> RECORDS SHOWN:
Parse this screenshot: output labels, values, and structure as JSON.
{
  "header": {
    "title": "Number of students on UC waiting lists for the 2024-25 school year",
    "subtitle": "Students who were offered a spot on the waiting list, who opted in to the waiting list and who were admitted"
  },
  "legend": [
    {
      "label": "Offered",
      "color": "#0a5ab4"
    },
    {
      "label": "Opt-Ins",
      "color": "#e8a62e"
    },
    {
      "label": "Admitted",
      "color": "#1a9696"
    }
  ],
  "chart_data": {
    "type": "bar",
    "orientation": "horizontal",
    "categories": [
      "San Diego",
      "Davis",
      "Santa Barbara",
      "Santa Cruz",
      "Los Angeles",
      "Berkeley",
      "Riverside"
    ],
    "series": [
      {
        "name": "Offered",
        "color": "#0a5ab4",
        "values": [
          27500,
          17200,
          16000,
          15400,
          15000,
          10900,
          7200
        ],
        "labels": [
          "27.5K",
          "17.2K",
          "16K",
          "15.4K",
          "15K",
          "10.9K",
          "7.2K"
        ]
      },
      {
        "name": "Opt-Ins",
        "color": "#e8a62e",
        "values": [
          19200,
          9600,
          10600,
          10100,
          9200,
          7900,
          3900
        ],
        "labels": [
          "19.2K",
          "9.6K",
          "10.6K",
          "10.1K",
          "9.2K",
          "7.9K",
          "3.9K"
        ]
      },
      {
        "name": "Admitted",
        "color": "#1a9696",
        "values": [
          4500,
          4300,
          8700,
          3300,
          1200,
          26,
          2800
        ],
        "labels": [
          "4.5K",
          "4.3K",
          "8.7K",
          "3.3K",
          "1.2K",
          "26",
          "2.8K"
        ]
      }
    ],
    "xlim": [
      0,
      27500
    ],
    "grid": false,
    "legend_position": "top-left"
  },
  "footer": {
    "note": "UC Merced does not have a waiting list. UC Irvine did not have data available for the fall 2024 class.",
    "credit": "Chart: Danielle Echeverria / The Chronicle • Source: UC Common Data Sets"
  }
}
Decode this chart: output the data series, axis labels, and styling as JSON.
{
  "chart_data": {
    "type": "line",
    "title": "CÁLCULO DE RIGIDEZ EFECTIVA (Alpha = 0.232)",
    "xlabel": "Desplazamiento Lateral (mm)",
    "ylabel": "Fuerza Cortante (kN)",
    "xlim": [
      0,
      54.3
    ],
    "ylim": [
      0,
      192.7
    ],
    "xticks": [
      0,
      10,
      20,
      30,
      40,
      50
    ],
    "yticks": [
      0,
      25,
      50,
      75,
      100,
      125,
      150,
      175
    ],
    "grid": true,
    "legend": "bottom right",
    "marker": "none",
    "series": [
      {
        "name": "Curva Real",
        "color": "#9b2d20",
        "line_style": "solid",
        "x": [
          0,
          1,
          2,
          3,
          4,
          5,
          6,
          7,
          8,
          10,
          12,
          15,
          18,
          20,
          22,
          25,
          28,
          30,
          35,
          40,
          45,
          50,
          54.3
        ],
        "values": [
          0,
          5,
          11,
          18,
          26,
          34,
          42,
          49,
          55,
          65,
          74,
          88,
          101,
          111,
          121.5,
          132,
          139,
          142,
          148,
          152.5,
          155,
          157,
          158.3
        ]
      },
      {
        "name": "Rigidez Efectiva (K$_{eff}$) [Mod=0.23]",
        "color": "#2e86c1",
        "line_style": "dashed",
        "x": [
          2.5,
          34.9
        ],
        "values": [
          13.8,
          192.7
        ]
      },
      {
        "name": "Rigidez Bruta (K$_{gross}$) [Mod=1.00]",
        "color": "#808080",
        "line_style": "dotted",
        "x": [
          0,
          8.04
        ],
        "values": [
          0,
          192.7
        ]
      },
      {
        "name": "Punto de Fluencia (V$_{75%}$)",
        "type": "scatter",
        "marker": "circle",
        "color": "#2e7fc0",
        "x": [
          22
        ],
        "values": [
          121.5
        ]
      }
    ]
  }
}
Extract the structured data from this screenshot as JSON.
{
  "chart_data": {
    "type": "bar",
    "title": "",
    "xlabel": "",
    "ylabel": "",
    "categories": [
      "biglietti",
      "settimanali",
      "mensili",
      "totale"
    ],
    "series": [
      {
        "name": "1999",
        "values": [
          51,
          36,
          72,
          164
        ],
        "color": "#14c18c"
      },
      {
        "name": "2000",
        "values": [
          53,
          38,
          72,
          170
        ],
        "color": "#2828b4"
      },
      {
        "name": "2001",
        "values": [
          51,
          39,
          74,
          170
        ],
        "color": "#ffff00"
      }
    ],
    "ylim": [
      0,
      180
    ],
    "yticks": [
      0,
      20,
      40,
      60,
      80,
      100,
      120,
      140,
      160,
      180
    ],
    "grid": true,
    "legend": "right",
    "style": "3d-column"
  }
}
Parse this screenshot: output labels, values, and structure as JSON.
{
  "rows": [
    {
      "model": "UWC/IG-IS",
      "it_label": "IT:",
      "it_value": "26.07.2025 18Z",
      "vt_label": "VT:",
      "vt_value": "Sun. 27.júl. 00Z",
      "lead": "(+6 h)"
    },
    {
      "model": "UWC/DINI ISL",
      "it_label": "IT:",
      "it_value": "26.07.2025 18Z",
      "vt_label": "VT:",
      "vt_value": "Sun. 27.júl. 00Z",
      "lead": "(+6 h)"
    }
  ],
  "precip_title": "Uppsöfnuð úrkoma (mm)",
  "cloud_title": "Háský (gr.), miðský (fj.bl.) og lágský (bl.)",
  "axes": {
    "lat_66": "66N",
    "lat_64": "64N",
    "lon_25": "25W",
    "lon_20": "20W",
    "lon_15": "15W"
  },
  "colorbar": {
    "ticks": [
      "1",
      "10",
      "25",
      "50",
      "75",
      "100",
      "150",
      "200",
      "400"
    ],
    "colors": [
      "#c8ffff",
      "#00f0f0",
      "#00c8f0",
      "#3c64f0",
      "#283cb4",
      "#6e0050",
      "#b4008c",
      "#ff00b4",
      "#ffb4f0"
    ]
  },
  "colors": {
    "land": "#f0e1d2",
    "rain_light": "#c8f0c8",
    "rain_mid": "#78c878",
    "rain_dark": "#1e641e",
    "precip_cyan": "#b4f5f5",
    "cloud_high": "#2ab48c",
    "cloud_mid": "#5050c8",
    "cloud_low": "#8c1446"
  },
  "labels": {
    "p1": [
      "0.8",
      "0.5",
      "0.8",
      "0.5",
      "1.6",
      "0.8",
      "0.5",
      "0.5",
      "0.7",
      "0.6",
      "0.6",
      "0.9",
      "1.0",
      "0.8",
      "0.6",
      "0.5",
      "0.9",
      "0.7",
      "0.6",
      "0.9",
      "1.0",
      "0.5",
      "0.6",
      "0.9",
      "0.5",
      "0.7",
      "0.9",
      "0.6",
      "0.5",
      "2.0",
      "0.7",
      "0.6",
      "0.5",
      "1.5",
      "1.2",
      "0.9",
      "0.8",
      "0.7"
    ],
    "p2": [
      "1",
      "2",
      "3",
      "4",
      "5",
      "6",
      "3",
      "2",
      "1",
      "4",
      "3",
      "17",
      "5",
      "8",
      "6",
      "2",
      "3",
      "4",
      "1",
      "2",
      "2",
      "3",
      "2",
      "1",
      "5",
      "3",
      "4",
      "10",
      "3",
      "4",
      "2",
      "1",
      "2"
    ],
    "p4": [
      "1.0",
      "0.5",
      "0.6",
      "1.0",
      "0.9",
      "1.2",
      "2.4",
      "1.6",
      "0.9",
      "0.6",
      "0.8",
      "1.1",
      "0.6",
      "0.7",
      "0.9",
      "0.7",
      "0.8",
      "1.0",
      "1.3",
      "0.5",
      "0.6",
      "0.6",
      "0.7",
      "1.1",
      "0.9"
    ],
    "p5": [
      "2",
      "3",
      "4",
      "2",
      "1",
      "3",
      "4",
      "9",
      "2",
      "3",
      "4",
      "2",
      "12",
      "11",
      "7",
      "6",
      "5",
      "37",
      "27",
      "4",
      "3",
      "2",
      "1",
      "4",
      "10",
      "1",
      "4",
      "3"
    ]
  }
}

> TASK TO COMPLETE: Track down every line with the word "type" and copy it.

> OUTPUT OF THE TASK:
    "type": "bar",
    "type": "line",
        "type": "scatter",
    "type": "bar",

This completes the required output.